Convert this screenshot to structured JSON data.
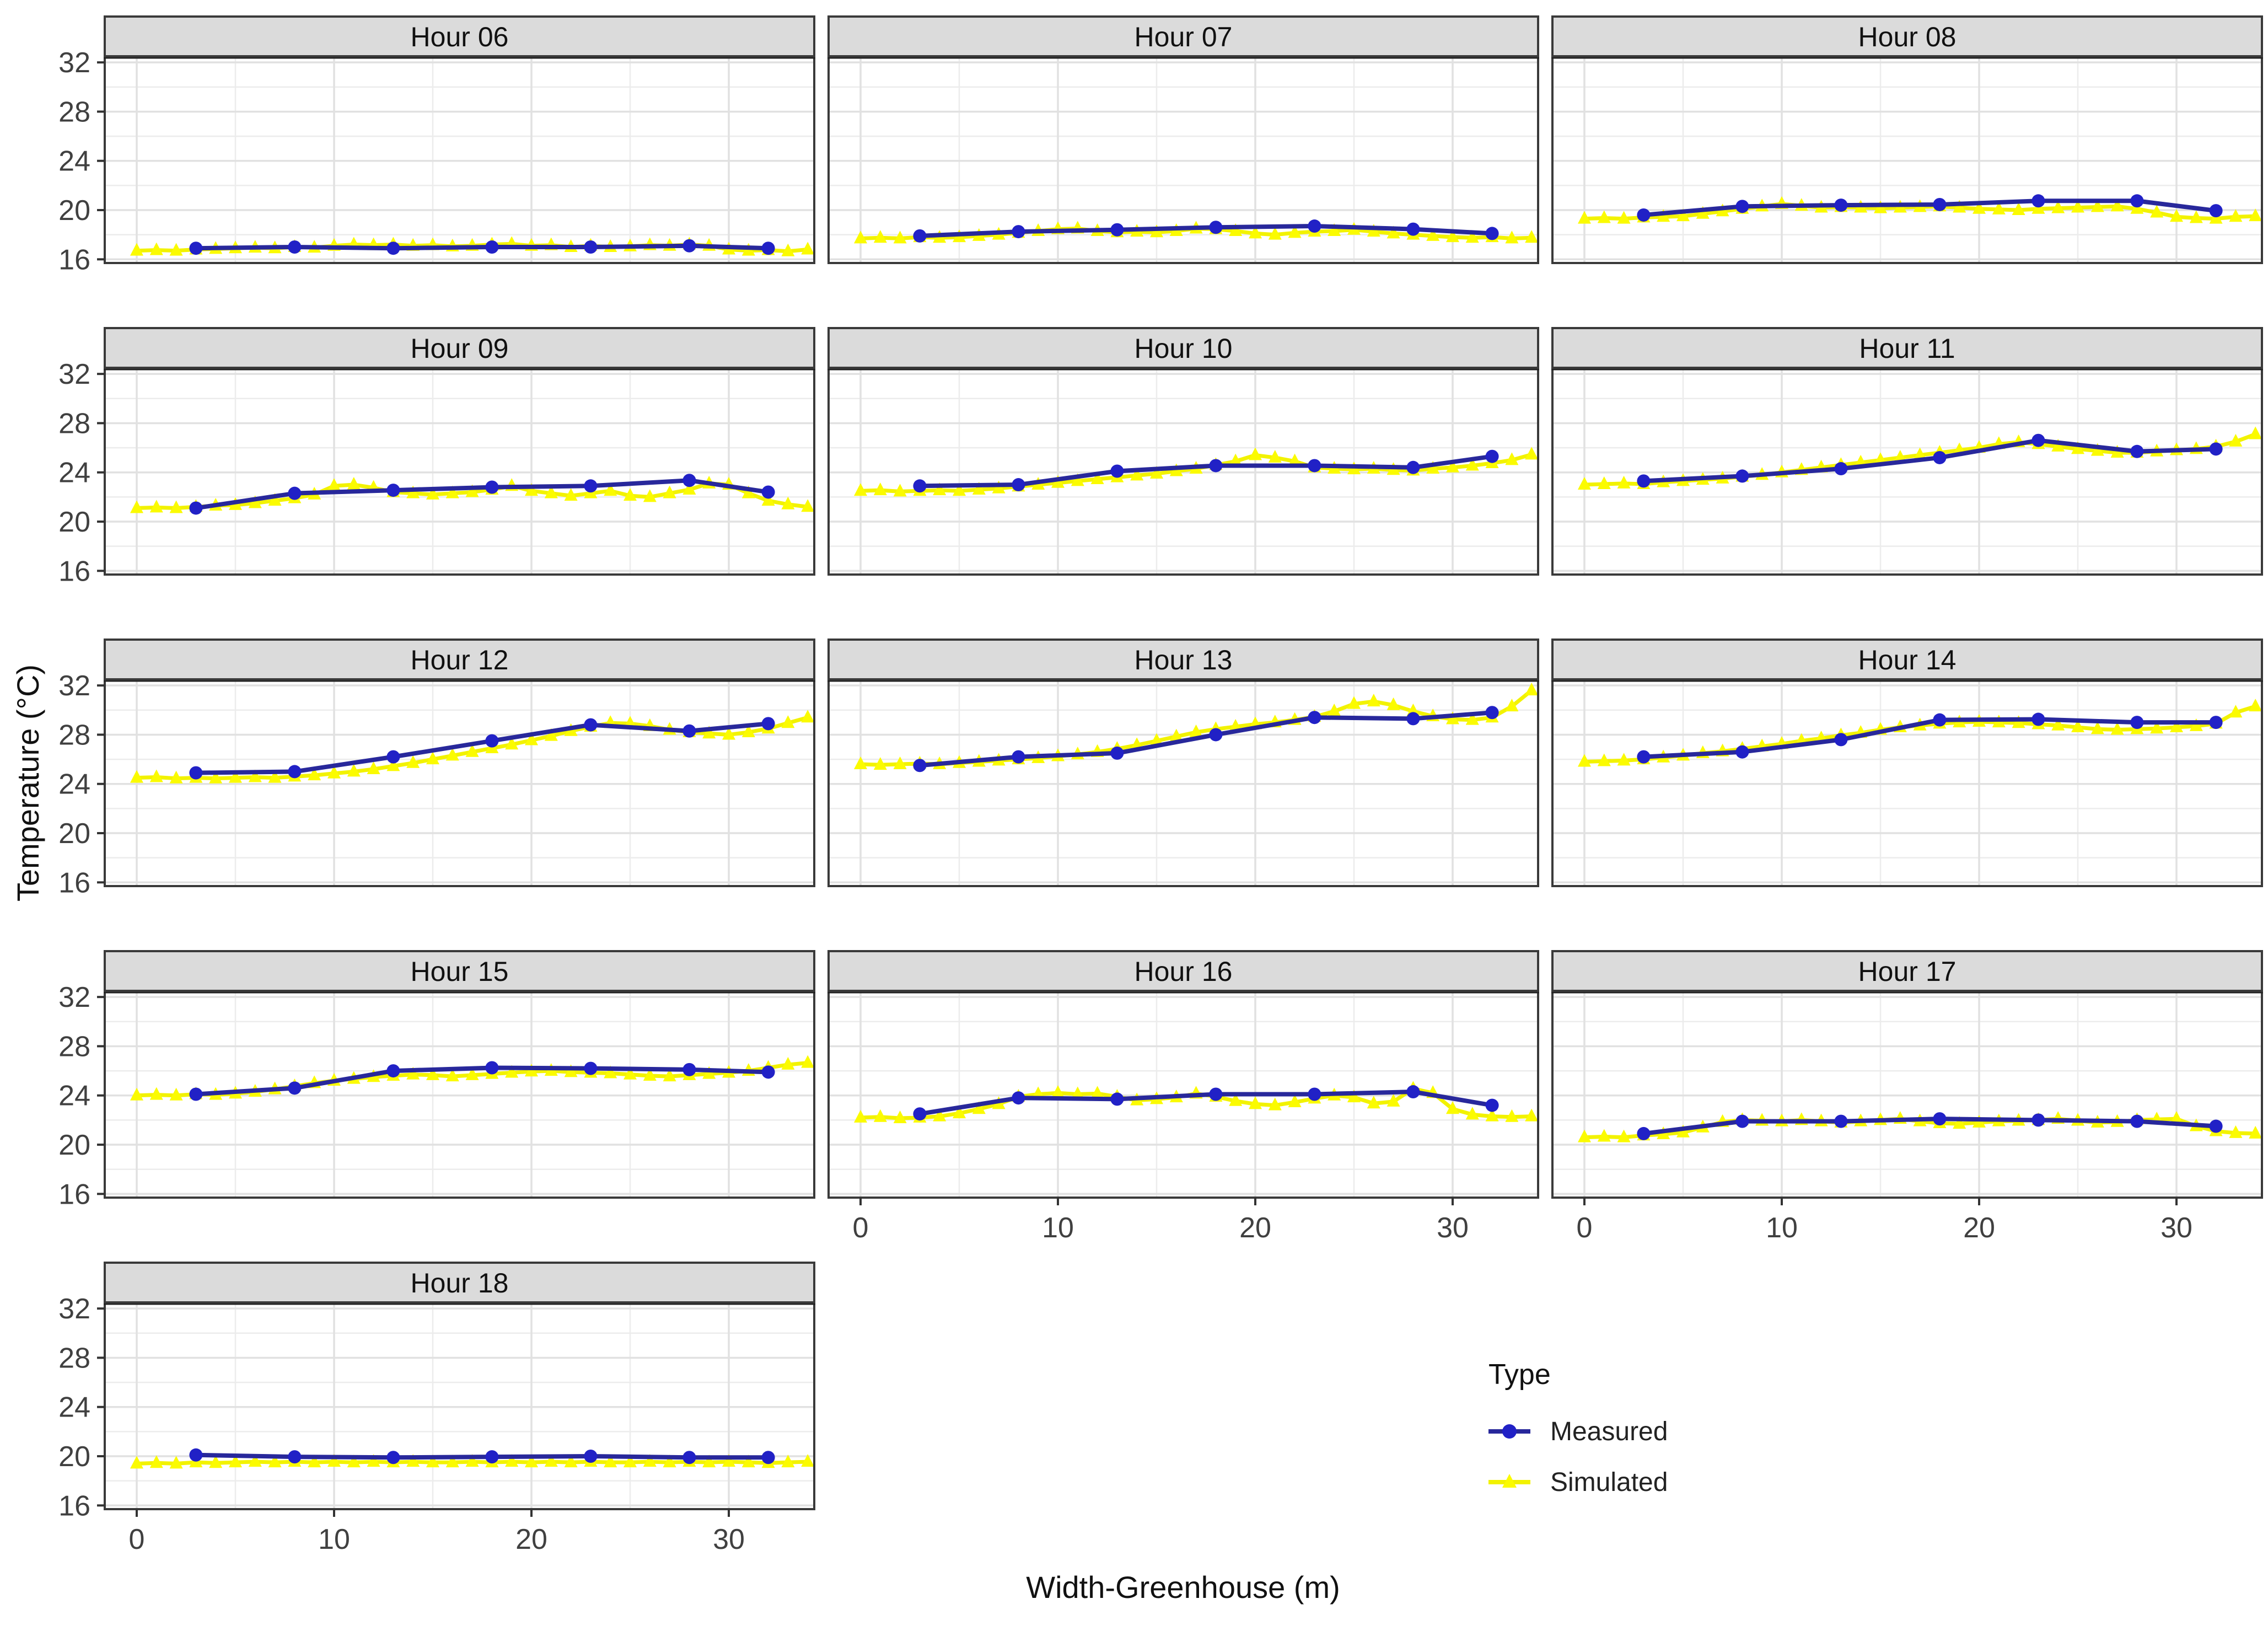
{
  "figure": {
    "kind": "faceted line chart (ggplot style)",
    "xlabel": "Width-Greenhouse (m)",
    "ylabel": "Temperature (°C)",
    "legend_title": "Type",
    "legend_items": [
      "Measured",
      "Simulated"
    ]
  },
  "chart_data": {
    "type": "line",
    "xlabel": "Width-Greenhouse (m)",
    "ylabel": "Temperature (°C)",
    "xlim": [
      -1.62,
      34.35
    ],
    "ylim": [
      15.7,
      32.5
    ],
    "x_ticks": [
      0,
      10,
      20,
      30
    ],
    "x_minor": [
      5,
      15,
      25,
      35
    ],
    "y_ticks": [
      16,
      20,
      24,
      28,
      32
    ],
    "y_minor": [
      18,
      22,
      26,
      30
    ],
    "grid": true,
    "legend": {
      "title": "Type",
      "position": "bottom-right-area",
      "series": [
        {
          "name": "Measured",
          "marker": "circle",
          "color": "#28289B",
          "marker_color": "#2121C6"
        },
        {
          "name": "Simulated",
          "marker": "triangle",
          "color": "#F2F200",
          "marker_color": "#FBFB00"
        }
      ]
    },
    "measured_x": [
      3,
      8,
      13,
      18,
      23,
      28,
      32
    ],
    "simulated_x_start": 0,
    "simulated_x_step": 1,
    "facets": [
      {
        "title": "Hour 06",
        "measured": [
          16.9,
          17.0,
          16.9,
          17.0,
          17.0,
          17.1,
          16.9
        ],
        "simulated": [
          16.7,
          16.75,
          16.7,
          16.8,
          16.85,
          16.9,
          16.95,
          16.9,
          17.0,
          16.95,
          17.1,
          17.2,
          17.15,
          17.2,
          17.1,
          17.15,
          17.05,
          17.1,
          17.2,
          17.25,
          17.1,
          17.15,
          17.0,
          17.1,
          17.0,
          17.05,
          17.15,
          17.1,
          17.2,
          17.1,
          16.8,
          16.7,
          16.75,
          16.65,
          16.8
        ]
      },
      {
        "title": "Hour 07",
        "measured": [
          17.9,
          18.25,
          18.4,
          18.6,
          18.7,
          18.45,
          18.1
        ],
        "simulated": [
          17.7,
          17.75,
          17.7,
          17.8,
          17.75,
          17.8,
          17.9,
          18.0,
          18.15,
          18.3,
          18.45,
          18.5,
          18.3,
          18.2,
          18.25,
          18.2,
          18.3,
          18.5,
          18.45,
          18.3,
          18.1,
          18.0,
          18.15,
          18.25,
          18.3,
          18.4,
          18.25,
          18.1,
          18.0,
          17.9,
          17.8,
          17.75,
          17.8,
          17.7,
          17.75
        ]
      },
      {
        "title": "Hour 08",
        "measured": [
          19.6,
          20.3,
          20.4,
          20.45,
          20.75,
          20.75,
          19.95
        ],
        "simulated": [
          19.3,
          19.35,
          19.3,
          19.4,
          19.45,
          19.5,
          19.7,
          19.9,
          20.1,
          20.3,
          20.5,
          20.35,
          20.2,
          20.25,
          20.2,
          20.15,
          20.2,
          20.25,
          20.3,
          20.2,
          20.1,
          20.05,
          20.0,
          20.1,
          20.15,
          20.2,
          20.25,
          20.3,
          20.1,
          19.8,
          19.45,
          19.35,
          19.3,
          19.45,
          19.5
        ]
      },
      {
        "title": "Hour 09",
        "measured": [
          21.1,
          22.3,
          22.55,
          22.8,
          22.9,
          23.35,
          22.4
        ],
        "simulated": [
          21.1,
          21.15,
          21.1,
          21.2,
          21.3,
          21.35,
          21.5,
          21.7,
          21.9,
          22.2,
          22.9,
          23.0,
          22.75,
          22.4,
          22.3,
          22.2,
          22.3,
          22.4,
          22.6,
          22.9,
          22.5,
          22.3,
          22.1,
          22.3,
          22.5,
          22.1,
          22.0,
          22.3,
          22.6,
          23.1,
          23.0,
          22.3,
          21.7,
          21.4,
          21.2
        ]
      },
      {
        "title": "Hour 10",
        "measured": [
          22.9,
          23.0,
          24.1,
          24.55,
          24.55,
          24.4,
          25.3
        ],
        "simulated": [
          22.5,
          22.55,
          22.45,
          22.5,
          22.55,
          22.5,
          22.6,
          22.7,
          22.85,
          23.0,
          23.15,
          23.3,
          23.45,
          23.6,
          23.75,
          23.9,
          24.1,
          24.3,
          24.6,
          24.9,
          25.4,
          25.2,
          24.9,
          24.4,
          24.3,
          24.25,
          24.3,
          24.2,
          24.15,
          24.3,
          24.4,
          24.55,
          24.75,
          25.0,
          25.45
        ]
      },
      {
        "title": "Hour 11",
        "measured": [
          23.3,
          23.7,
          24.3,
          25.2,
          26.6,
          25.7,
          25.9
        ],
        "simulated": [
          23.0,
          23.05,
          23.1,
          23.05,
          23.2,
          23.3,
          23.4,
          23.5,
          23.65,
          23.8,
          24.0,
          24.2,
          24.4,
          24.6,
          24.8,
          25.0,
          25.2,
          25.4,
          25.6,
          25.8,
          26.0,
          26.3,
          26.45,
          26.3,
          26.1,
          25.9,
          25.75,
          25.6,
          25.6,
          25.7,
          25.8,
          25.9,
          26.1,
          26.5,
          27.1
        ]
      },
      {
        "title": "Hour 12",
        "measured": [
          24.9,
          25.0,
          26.2,
          27.5,
          28.8,
          28.3,
          28.9
        ],
        "simulated": [
          24.5,
          24.55,
          24.45,
          24.5,
          24.45,
          24.5,
          24.55,
          24.5,
          24.6,
          24.7,
          24.85,
          25.0,
          25.2,
          25.45,
          25.7,
          26.0,
          26.3,
          26.6,
          26.9,
          27.2,
          27.55,
          27.9,
          28.3,
          28.65,
          28.95,
          28.9,
          28.7,
          28.4,
          28.2,
          28.1,
          28.0,
          28.2,
          28.5,
          28.95,
          29.4
        ]
      },
      {
        "title": "Hour 13",
        "measured": [
          25.5,
          26.2,
          26.5,
          28.0,
          29.4,
          29.3,
          29.8
        ],
        "simulated": [
          25.6,
          25.55,
          25.6,
          25.65,
          25.6,
          25.7,
          25.8,
          25.9,
          26.0,
          26.1,
          26.25,
          26.4,
          26.6,
          26.85,
          27.15,
          27.5,
          27.85,
          28.2,
          28.45,
          28.65,
          28.85,
          29.0,
          29.2,
          29.45,
          29.9,
          30.5,
          30.7,
          30.4,
          29.9,
          29.5,
          29.25,
          29.2,
          29.4,
          30.3,
          31.6
        ]
      },
      {
        "title": "Hour 14",
        "measured": [
          26.2,
          26.6,
          27.6,
          29.2,
          29.25,
          29.0,
          29.0
        ],
        "simulated": [
          25.8,
          25.85,
          25.9,
          26.0,
          26.15,
          26.3,
          26.5,
          26.65,
          26.85,
          27.05,
          27.25,
          27.5,
          27.7,
          27.95,
          28.15,
          28.4,
          28.6,
          28.75,
          28.9,
          29.0,
          29.05,
          29.0,
          28.95,
          28.85,
          28.75,
          28.6,
          28.45,
          28.4,
          28.45,
          28.5,
          28.6,
          28.7,
          28.9,
          29.8,
          30.3
        ]
      },
      {
        "title": "Hour 15",
        "measured": [
          24.1,
          24.6,
          26.0,
          26.25,
          26.2,
          26.1,
          25.9
        ],
        "simulated": [
          24.0,
          24.05,
          24.0,
          24.1,
          24.05,
          24.15,
          24.3,
          24.5,
          24.75,
          25.0,
          25.2,
          25.35,
          25.5,
          25.6,
          25.7,
          25.65,
          25.55,
          25.65,
          25.75,
          25.85,
          25.95,
          26.0,
          25.9,
          25.85,
          25.8,
          25.7,
          25.6,
          25.55,
          25.65,
          25.75,
          25.85,
          26.0,
          26.25,
          26.5,
          26.65
        ]
      },
      {
        "title": "Hour 16",
        "measured": [
          22.5,
          23.8,
          23.7,
          24.1,
          24.1,
          24.3,
          23.2
        ],
        "simulated": [
          22.2,
          22.25,
          22.15,
          22.2,
          22.3,
          22.55,
          22.9,
          23.3,
          23.9,
          24.1,
          24.2,
          24.1,
          24.15,
          23.9,
          23.6,
          23.7,
          23.85,
          24.15,
          23.9,
          23.55,
          23.3,
          23.2,
          23.45,
          23.75,
          24.0,
          23.85,
          23.35,
          23.5,
          24.55,
          24.2,
          22.9,
          22.45,
          22.3,
          22.25,
          22.3
        ]
      },
      {
        "title": "Hour 17",
        "measured": [
          20.9,
          21.9,
          21.9,
          22.1,
          22.0,
          21.9,
          21.5
        ],
        "simulated": [
          20.6,
          20.65,
          20.6,
          20.75,
          20.85,
          21.0,
          21.4,
          21.85,
          22.0,
          21.95,
          21.9,
          22.0,
          21.9,
          21.8,
          21.9,
          22.0,
          22.1,
          21.9,
          21.75,
          21.7,
          21.8,
          21.9,
          21.95,
          22.0,
          22.1,
          21.95,
          21.8,
          21.85,
          22.0,
          22.05,
          22.1,
          21.5,
          21.1,
          20.95,
          20.9
        ]
      },
      {
        "title": "Hour 18",
        "measured": [
          20.1,
          19.95,
          19.9,
          19.95,
          20.0,
          19.9,
          19.9
        ],
        "simulated": [
          19.4,
          19.45,
          19.4,
          19.5,
          19.45,
          19.5,
          19.55,
          19.5,
          19.55,
          19.5,
          19.55,
          19.5,
          19.55,
          19.5,
          19.55,
          19.5,
          19.5,
          19.55,
          19.5,
          19.55,
          19.5,
          19.55,
          19.5,
          19.55,
          19.5,
          19.5,
          19.55,
          19.5,
          19.55,
          19.5,
          19.55,
          19.5,
          19.45,
          19.5,
          19.55
        ]
      }
    ],
    "style": {
      "strip_fill": "#DBDBDB",
      "strip_text_color": "#111111",
      "panel_border_color": "#3A3A3A",
      "grid_major_color": "#E1E1E1",
      "grid_minor_color": "#ECECEC",
      "tick_label_color": "#404040",
      "axis_label_color": "#111111"
    }
  }
}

+ + +

What to work on
Among the entries, how many lines include the word "style"? Answer with a single number and nothing further.

Full answer
2